## Records shown

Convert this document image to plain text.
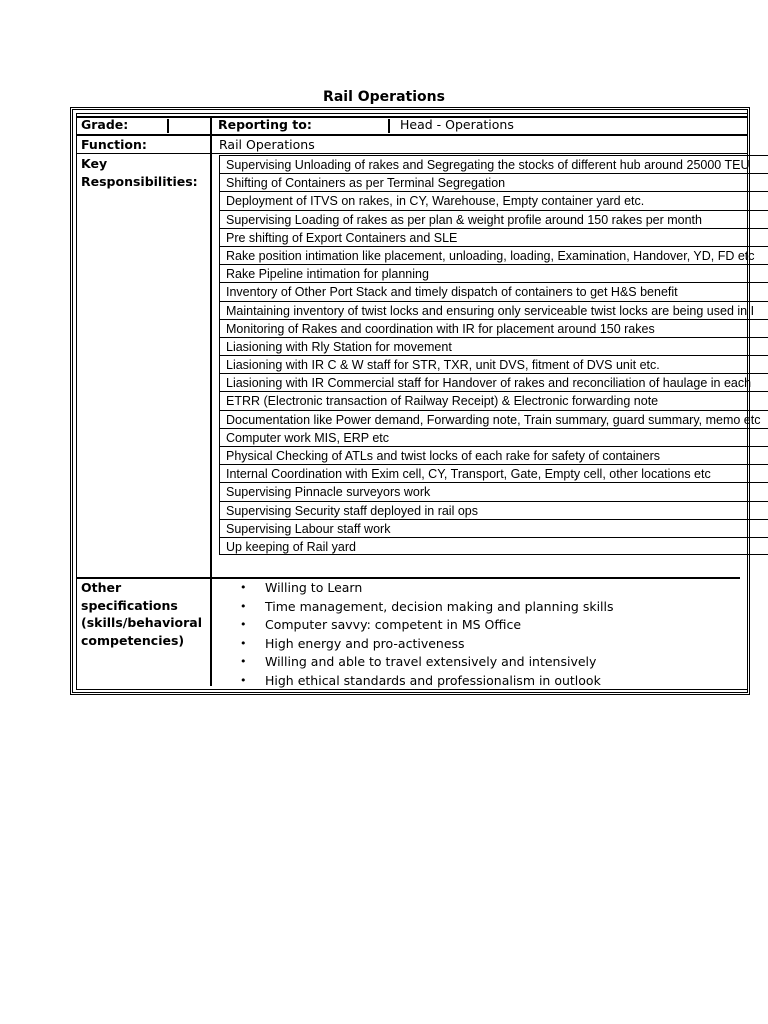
Rail Operations
Grade:	Reporting to:	Head - Operations
Function:	Rail Operations
Key
Responsibilities:
Supervising Unloading of rakes and Segregating the stocks of different hub around 25000 TEU
Shifting of Containers as per Terminal Segregation
Deployment of ITVS on rakes, in CY, Warehouse, Empty container yard etc.
Supervising Loading of rakes as per plan & weight profile around 150 rakes per month
Pre shifting of Export Containers and SLE
Rake position intimation like placement, unloading, loading, Examination, Handover, YD, FD etc
Rake Pipeline intimation for planning
Inventory of Other Port Stack and timely dispatch of containers to get H&S benefit
Maintaining inventory of twist locks and ensuring only serviceable twist locks are being used in I
Monitoring of Rakes and coordination with IR for placement around 150 rakes
Liasioning with Rly Station for movement
Liasioning with IR C & W staff for STR, TXR, unit DVS, fitment of DVS unit etc.
Liasioning with IR Commercial staff for Handover of rakes and reconciliation of haulage in each
ETRR (Electronic transaction of Railway Receipt) & Electronic forwarding note
Documentation like Power demand, Forwarding note, Train summary, guard summary, memo etc
Computer work MIS, ERP etc
Physical Checking of ATLs and twist locks of each rake for safety of containers
Internal Coordination with Exim cell, CY, Transport, Gate, Empty cell, other locations etc
Supervising Pinnacle surveyors work
Supervising Security staff deployed in rail ops
Supervising Labour staff work
Up keeping of Rail yard
Other
specifications
(skills/behavioral
competencies)
• Willing to Learn
• Time management, decision making and planning skills
• Computer savvy: competent in MS Office
• High energy and pro-activeness
• Willing and able to travel extensively and intensively
• High ethical standards and professionalism in outlook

## Problem statement
Reproduce the material in its entirety and word for word, without the pictures.

## Output below
Convert this document image to plain text.
Rail Operations
Grade:	Reporting to:	Head - Operations
Function:	Rail Operations
Key
Responsibilities:
Supervising Unloading of rakes and Segregating the stocks of different hub around 25000 TEU
Shifting of Containers as per Terminal Segregation
Deployment of ITVS on rakes, in CY, Warehouse, Empty container yard etc.
Supervising Loading of rakes as per plan & weight profile around 150 rakes per month
Pre shifting of Export Containers and SLE
Rake position intimation like placement, unloading, loading, Examination, Handover, YD, FD etc
Rake Pipeline intimation for planning
Inventory of Other Port Stack and timely dispatch of containers to get H&S benefit
Maintaining inventory of twist locks and ensuring only serviceable twist locks are being used in I
Monitoring of Rakes and coordination with IR for placement around 150 rakes
Liasioning with Rly Station for movement
Liasioning with IR C & W staff for STR, TXR, unit DVS, fitment of DVS unit etc.
Liasioning with IR Commercial staff for Handover of rakes and reconciliation of haulage in each
ETRR (Electronic transaction of Railway Receipt) & Electronic forwarding note
Documentation like Power demand, Forwarding note, Train summary, guard summary, memo etc
Computer work MIS, ERP etc
Physical Checking of ATLs and twist locks of each rake for safety of containers
Internal Coordination with Exim cell, CY, Transport, Gate, Empty cell, other locations etc
Supervising Pinnacle surveyors work
Supervising Security staff deployed in rail ops
Supervising Labour staff work
Up keeping of Rail yard
Other
specifications
(skills/behavioral
competencies)
• Willing to Learn
• Time management, decision making and planning skills
• Computer savvy: competent in MS Office
• High energy and pro-activeness
• Willing and able to travel extensively and intensively
• High ethical standards and professionalism in outlook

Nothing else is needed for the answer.